*** Records ***
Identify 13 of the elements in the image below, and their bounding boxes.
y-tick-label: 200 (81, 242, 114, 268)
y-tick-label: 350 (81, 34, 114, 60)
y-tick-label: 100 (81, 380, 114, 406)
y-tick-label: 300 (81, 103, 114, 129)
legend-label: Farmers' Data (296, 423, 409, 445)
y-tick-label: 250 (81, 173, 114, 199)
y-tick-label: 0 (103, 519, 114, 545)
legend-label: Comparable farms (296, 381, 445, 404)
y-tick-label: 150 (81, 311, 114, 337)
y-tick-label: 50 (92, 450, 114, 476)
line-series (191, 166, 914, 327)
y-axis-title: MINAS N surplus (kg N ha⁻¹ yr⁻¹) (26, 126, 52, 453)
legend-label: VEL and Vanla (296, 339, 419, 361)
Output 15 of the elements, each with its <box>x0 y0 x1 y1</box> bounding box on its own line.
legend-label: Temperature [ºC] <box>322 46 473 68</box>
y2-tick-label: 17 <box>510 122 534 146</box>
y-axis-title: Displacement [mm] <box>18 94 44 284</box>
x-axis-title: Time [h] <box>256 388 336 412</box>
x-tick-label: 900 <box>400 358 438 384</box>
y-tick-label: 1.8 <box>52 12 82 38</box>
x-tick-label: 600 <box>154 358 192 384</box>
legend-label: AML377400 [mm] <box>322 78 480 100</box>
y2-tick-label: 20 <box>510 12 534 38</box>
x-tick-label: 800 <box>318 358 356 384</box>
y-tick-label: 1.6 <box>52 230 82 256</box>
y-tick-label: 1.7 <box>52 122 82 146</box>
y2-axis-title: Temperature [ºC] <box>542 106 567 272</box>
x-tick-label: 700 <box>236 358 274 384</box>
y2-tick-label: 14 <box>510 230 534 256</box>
***
→ Problem requirements
Rewrite every line of the data above as a numbered list, leaving out any blank lines.

→ Task response
1. Identify 13 of the elements in the image below, and their bounding boxes.
2. y-tick-label: 200 (81, 242, 114, 268)
3. y-tick-label: 350 (81, 34, 114, 60)
4. y-tick-label: 100 (81, 380, 114, 406)
5. y-tick-label: 300 (81, 103, 114, 129)
6. legend-label: Farmers' Data (296, 423, 409, 445)
7. y-tick-label: 250 (81, 173, 114, 199)
8. y-tick-label: 0 (103, 519, 114, 545)
9. legend-label: Comparable farms (296, 381, 445, 404)
10. y-tick-label: 150 (81, 311, 114, 337)
11. y-tick-label: 50 (92, 450, 114, 476)
12. line-series (191, 166, 914, 327)
13. y-axis-title: MINAS N surplus (kg N ha⁻¹ yr⁻¹) (26, 126, 52, 453)
14. legend-label: VEL and Vanla (296, 339, 419, 361)
15. Output 15 of the elements, each with its <box>x0 y0 x1 y1</box> bounding box on its own line.
16. legend-label: Temperature [ºC] <box>322 46 473 68</box>
17. y2-tick-label: 17 <box>510 122 534 146</box>
18. y-axis-title: Displacement [mm] <box>18 94 44 284</box>
19. x-axis-title: Time [h] <box>256 388 336 412</box>
20. x-tick-label: 900 <box>400 358 438 384</box>
21. y-tick-label: 1.8 <box>52 12 82 38</box>
22. x-tick-label: 600 <box>154 358 192 384</box>
23. legend-label: AML377400 [mm] <box>322 78 480 100</box>
24. y2-tick-label: 20 <box>510 12 534 38</box>
25. x-tick-label: 800 <box>318 358 356 384</box>
26. y-tick-label: 1.6 <box>52 230 82 256</box>
27. y-tick-label: 1.7 <box>52 122 82 146</box>
28. y2-axis-title: Temperature [ºC] <box>542 106 567 272</box>
29. x-tick-label: 700 <box>236 358 274 384</box>
30. y2-tick-label: 14 <box>510 230 534 256</box>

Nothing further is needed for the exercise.